*EXERCISE DETAILS*
Each record below should appear again exactly as written.

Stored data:

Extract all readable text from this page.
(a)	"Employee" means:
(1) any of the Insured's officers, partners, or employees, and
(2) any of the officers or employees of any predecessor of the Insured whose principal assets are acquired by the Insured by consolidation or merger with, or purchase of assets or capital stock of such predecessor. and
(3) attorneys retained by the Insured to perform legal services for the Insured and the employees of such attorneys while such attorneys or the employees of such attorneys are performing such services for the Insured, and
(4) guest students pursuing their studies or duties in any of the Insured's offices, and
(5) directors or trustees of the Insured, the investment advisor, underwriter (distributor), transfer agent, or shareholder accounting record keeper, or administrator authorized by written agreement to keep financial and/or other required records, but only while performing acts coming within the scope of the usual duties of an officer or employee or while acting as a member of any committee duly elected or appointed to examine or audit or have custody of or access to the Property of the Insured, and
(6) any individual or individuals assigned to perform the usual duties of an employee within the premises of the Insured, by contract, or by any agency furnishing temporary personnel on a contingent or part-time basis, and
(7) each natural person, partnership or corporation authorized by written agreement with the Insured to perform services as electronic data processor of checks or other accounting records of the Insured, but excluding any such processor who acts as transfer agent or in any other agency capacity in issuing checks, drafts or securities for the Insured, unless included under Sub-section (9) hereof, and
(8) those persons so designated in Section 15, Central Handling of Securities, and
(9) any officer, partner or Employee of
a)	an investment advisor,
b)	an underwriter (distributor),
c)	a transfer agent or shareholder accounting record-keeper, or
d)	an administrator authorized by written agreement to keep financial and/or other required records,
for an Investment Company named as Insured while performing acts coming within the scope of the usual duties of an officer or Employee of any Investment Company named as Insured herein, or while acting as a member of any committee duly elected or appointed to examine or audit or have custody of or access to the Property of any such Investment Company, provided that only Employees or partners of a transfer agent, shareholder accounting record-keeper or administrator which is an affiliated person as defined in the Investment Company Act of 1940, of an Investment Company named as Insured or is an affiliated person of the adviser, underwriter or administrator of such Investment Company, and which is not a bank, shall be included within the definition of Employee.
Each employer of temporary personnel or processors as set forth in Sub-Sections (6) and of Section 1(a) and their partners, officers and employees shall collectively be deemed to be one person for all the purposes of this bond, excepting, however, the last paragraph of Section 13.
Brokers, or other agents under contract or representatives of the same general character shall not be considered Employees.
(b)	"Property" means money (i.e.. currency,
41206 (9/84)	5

*ANSWER TO THE EXERCISE*
Extract all readable text from this page.
(a)	"Employee" means:
(1) any of the Insured's officers, partners, or employees, and
(2) any of the officers or employees of any predecessor of the Insured whose principal assets are acquired by the Insured by consolidation or merger with, or purchase of assets or capital stock of such predecessor. and
(3) attorneys retained by the Insured to perform legal services for the Insured and the employees of such attorneys while such attorneys or the employees of such attorneys are performing such services for the Insured, and
(4) guest students pursuing their studies or duties in any of the Insured's offices, and
(5) directors or trustees of the Insured, the investment advisor, underwriter (distributor), transfer agent, or shareholder accounting record keeper, or administrator authorized by written agreement to keep financial and/or other required records, but only while performing acts coming within the scope of the usual duties of an officer or employee or while acting as a member of any committee duly elected or appointed to examine or audit or have custody of or access to the Property of the Insured, and
(6) any individual or individuals assigned to perform the usual duties of an employee within the premises of the Insured, by contract, or by any agency furnishing temporary personnel on a contingent or part-time basis, and
(7) each natural person, partnership or corporation authorized by written agreement with the Insured to perform services as electronic data processor of checks or other accounting records of the Insured, but excluding any such processor who acts as transfer agent or in any other agency capacity in issuing checks, drafts or securities for the Insured, unless included under Sub-section (9) hereof, and
(8) those persons so designated in Section 15, Central Handling of Securities, and
(9) any officer, partner or Employee of
a)	an investment advisor,
b)	an underwriter (distributor),
c)	a transfer agent or shareholder accounting record-keeper, or
d)	an administrator authorized by written agreement to keep financial and/or other required records,
for an Investment Company named as Insured while performing acts coming within the scope of the usual duties of an officer or Employee of any Investment Company named as Insured herein, or while acting as a member of any committee duly elected or appointed to examine or audit or have custody of or access to the Property of any such Investment Company, provided that only Employees or partners of a transfer agent, shareholder accounting record-keeper or administrator which is an affiliated person as defined in the Investment Company Act of 1940, of an Investment Company named as Insured or is an affiliated person of the adviser, underwriter or administrator of such Investment Company, and which is not a bank, shall be included within the definition of Employee.
Each employer of temporary personnel or processors as set forth in Sub-Sections (6) and of Section 1(a) and their partners, officers and employees shall collectively be deemed to be one person for all the purposes of this bond, excepting, however, the last paragraph of Section 13.
Brokers, or other agents under contract or representatives of the same general character shall not be considered Employees.
(b)	"Property" means money (i.e.. currency,
41206 (9/84)	5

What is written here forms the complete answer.